** start of Information supplied **
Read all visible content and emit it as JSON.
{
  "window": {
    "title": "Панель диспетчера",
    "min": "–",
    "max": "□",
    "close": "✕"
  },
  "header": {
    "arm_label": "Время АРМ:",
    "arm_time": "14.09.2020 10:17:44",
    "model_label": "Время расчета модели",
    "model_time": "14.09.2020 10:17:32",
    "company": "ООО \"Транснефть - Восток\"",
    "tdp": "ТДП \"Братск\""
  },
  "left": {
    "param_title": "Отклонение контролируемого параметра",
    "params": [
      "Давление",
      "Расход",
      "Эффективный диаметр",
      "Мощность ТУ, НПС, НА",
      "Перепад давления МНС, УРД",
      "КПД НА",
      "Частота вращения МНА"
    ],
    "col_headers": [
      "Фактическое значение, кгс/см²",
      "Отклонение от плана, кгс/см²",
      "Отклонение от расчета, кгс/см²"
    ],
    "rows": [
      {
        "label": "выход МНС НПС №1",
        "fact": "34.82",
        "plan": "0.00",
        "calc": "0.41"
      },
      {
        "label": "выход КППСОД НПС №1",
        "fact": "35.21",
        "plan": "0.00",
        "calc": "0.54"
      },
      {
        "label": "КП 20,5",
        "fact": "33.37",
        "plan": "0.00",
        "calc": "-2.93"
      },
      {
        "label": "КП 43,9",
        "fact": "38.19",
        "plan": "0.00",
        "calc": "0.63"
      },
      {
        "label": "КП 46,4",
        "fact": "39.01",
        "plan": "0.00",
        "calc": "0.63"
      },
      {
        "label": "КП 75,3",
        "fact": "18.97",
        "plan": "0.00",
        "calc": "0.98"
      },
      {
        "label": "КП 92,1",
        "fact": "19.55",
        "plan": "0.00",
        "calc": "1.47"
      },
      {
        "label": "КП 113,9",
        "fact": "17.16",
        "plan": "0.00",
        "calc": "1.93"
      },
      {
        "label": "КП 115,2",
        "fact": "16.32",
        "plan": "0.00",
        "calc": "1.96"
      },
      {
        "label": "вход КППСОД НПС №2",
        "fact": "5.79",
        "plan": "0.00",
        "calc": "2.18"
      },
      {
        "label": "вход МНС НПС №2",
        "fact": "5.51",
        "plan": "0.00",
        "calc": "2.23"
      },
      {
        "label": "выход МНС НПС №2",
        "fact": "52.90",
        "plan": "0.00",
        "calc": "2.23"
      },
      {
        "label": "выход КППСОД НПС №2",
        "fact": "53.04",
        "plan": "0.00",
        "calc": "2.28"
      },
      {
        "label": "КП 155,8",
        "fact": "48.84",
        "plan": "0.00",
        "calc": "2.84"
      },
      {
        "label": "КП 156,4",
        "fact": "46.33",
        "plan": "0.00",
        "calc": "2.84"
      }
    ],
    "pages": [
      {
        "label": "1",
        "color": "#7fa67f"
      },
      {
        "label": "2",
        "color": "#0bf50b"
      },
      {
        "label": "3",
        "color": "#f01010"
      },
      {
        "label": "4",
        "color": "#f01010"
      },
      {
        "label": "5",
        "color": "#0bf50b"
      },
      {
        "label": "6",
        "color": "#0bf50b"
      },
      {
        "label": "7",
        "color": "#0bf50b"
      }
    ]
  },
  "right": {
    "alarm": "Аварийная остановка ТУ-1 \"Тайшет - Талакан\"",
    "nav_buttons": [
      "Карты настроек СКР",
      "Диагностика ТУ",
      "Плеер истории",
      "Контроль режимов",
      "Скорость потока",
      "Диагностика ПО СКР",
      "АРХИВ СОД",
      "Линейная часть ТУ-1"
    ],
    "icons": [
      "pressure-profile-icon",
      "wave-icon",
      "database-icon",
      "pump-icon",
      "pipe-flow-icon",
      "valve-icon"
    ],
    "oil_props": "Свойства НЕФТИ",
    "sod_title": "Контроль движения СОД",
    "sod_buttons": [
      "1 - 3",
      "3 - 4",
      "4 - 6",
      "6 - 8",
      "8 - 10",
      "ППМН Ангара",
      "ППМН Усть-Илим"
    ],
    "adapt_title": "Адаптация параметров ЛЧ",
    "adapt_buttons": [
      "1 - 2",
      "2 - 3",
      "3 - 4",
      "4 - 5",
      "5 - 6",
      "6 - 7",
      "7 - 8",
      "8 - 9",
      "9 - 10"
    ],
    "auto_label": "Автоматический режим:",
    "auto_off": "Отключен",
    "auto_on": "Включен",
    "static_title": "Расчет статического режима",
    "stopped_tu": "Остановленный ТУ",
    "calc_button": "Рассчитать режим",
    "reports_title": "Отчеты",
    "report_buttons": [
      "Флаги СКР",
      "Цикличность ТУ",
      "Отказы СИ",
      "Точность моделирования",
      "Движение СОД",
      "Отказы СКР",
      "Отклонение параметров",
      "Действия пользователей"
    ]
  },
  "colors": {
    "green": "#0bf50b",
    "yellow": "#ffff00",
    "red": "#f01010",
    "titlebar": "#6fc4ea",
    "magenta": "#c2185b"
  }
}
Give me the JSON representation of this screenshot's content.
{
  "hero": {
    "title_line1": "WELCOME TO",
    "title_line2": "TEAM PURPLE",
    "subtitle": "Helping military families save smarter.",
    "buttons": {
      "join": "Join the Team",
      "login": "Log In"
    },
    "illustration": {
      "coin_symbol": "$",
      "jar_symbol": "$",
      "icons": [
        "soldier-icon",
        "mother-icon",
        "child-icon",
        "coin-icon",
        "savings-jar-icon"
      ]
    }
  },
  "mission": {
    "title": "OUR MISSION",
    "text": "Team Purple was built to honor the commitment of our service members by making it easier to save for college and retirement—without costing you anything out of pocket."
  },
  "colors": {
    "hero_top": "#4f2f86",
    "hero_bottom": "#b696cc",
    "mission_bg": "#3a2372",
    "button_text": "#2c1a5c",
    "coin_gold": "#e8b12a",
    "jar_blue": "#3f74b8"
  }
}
** end of Information supplied **
**Set task:**
Retype all the records, matching them exactly.

**Completed task:**
Read all visible content and emit it as JSON.
{
  "window": {
    "title": "Панель диспетчера",
    "min": "–",
    "max": "□",
    "close": "✕"
  },
  "header": {
    "arm_label": "Время АРМ:",
    "arm_time": "14.09.2020 10:17:44",
    "model_label": "Время расчета модели",
    "model_time": "14.09.2020 10:17:32",
    "company": "ООО \"Транснефть - Восток\"",
    "tdp": "ТДП \"Братск\""
  },
  "left": {
    "param_title": "Отклонение контролируемого параметра",
    "params": [
      "Давление",
      "Расход",
      "Эффективный диаметр",
      "Мощность ТУ, НПС, НА",
      "Перепад давления МНС, УРД",
      "КПД НА",
      "Частота вращения МНА"
    ],
    "col_headers": [
      "Фактическое значение, кгс/см²",
      "Отклонение от плана, кгс/см²",
      "Отклонение от расчета, кгс/см²"
    ],
    "rows": [
      {
        "label": "выход МНС НПС №1",
        "fact": "34.82",
        "plan": "0.00",
        "calc": "0.41"
      },
      {
        "label": "выход КППСОД НПС №1",
        "fact": "35.21",
        "plan": "0.00",
        "calc": "0.54"
      },
      {
        "label": "КП 20,5",
        "fact": "33.37",
        "plan": "0.00",
        "calc": "-2.93"
      },
      {
        "label": "КП 43,9",
        "fact": "38.19",
        "plan": "0.00",
        "calc": "0.63"
      },
      {
        "label": "КП 46,4",
        "fact": "39.01",
        "plan": "0.00",
        "calc": "0.63"
      },
      {
        "label": "КП 75,3",
        "fact": "18.97",
        "plan": "0.00",
        "calc": "0.98"
      },
      {
        "label": "КП 92,1",
        "fact": "19.55",
        "plan": "0.00",
        "calc": "1.47"
      },
      {
        "label": "КП 113,9",
        "fact": "17.16",
        "plan": "0.00",
        "calc": "1.93"
      },
      {
        "label": "КП 115,2",
        "fact": "16.32",
        "plan": "0.00",
        "calc": "1.96"
      },
      {
        "label": "вход КППСОД НПС №2",
        "fact": "5.79",
        "plan": "0.00",
        "calc": "2.18"
      },
      {
        "label": "вход МНС НПС №2",
        "fact": "5.51",
        "plan": "0.00",
        "calc": "2.23"
      },
      {
        "label": "выход МНС НПС №2",
        "fact": "52.90",
        "plan": "0.00",
        "calc": "2.23"
      },
      {
        "label": "выход КППСОД НПС №2",
        "fact": "53.04",
        "plan": "0.00",
        "calc": "2.28"
      },
      {
        "label": "КП 155,8",
        "fact": "48.84",
        "plan": "0.00",
        "calc": "2.84"
      },
      {
        "label": "КП 156,4",
        "fact": "46.33",
        "plan": "0.00",
        "calc": "2.84"
      }
    ],
    "pages": [
      {
        "label": "1",
        "color": "#7fa67f"
      },
      {
        "label": "2",
        "color": "#0bf50b"
      },
      {
        "label": "3",
        "color": "#f01010"
      },
      {
        "label": "4",
        "color": "#f01010"
      },
      {
        "label": "5",
        "color": "#0bf50b"
      },
      {
        "label": "6",
        "color": "#0bf50b"
      },
      {
        "label": "7",
        "color": "#0bf50b"
      }
    ]
  },
  "right": {
    "alarm": "Аварийная остановка ТУ-1 \"Тайшет - Талакан\"",
    "nav_buttons": [
      "Карты настроек СКР",
      "Диагностика ТУ",
      "Плеер истории",
      "Контроль режимов",
      "Скорость потока",
      "Диагностика ПО СКР",
      "АРХИВ СОД",
      "Линейная часть ТУ-1"
    ],
    "icons": [
      "pressure-profile-icon",
      "wave-icon",
      "database-icon",
      "pump-icon",
      "pipe-flow-icon",
      "valve-icon"
    ],
    "oil_props": "Свойства НЕФТИ",
    "sod_title": "Контроль движения СОД",
    "sod_buttons": [
      "1 - 3",
      "3 - 4",
      "4 - 6",
      "6 - 8",
      "8 - 10",
      "ППМН Ангара",
      "ППМН Усть-Илим"
    ],
    "adapt_title": "Адаптация параметров ЛЧ",
    "adapt_buttons": [
      "1 - 2",
      "2 - 3",
      "3 - 4",
      "4 - 5",
      "5 - 6",
      "6 - 7",
      "7 - 8",
      "8 - 9",
      "9 - 10"
    ],
    "auto_label": "Автоматический режим:",
    "auto_off": "Отключен",
    "auto_on": "Включен",
    "static_title": "Расчет статического режима",
    "stopped_tu": "Остановленный ТУ",
    "calc_button": "Рассчитать режим",
    "reports_title": "Отчеты",
    "report_buttons": [
      "Флаги СКР",
      "Цикличность ТУ",
      "Отказы СИ",
      "Точность моделирования",
      "Движение СОД",
      "Отказы СКР",
      "Отклонение параметров",
      "Действия пользователей"
    ]
  },
  "colors": {
    "green": "#0bf50b",
    "yellow": "#ffff00",
    "red": "#f01010",
    "titlebar": "#6fc4ea",
    "magenta": "#c2185b"
  }
}
Give me the JSON representation of this screenshot's content.
{
  "hero": {
    "title_line1": "WELCOME TO",
    "title_line2": "TEAM PURPLE",
    "subtitle": "Helping military families save smarter.",
    "buttons": {
      "join": "Join the Team",
      "login": "Log In"
    },
    "illustration": {
      "coin_symbol": "$",
      "jar_symbol": "$",
      "icons": [
        "soldier-icon",
        "mother-icon",
        "child-icon",
        "coin-icon",
        "savings-jar-icon"
      ]
    }
  },
  "mission": {
    "title": "OUR MISSION",
    "text": "Team Purple was built to honor the commitment of our service members by making it easier to save for college and retirement—without costing you anything out of pocket."
  },
  "colors": {
    "hero_top": "#4f2f86",
    "hero_bottom": "#b696cc",
    "mission_bg": "#3a2372",
    "button_text": "#2c1a5c",
    "coin_gold": "#e8b12a",
    "jar_blue": "#3f74b8"
  }
}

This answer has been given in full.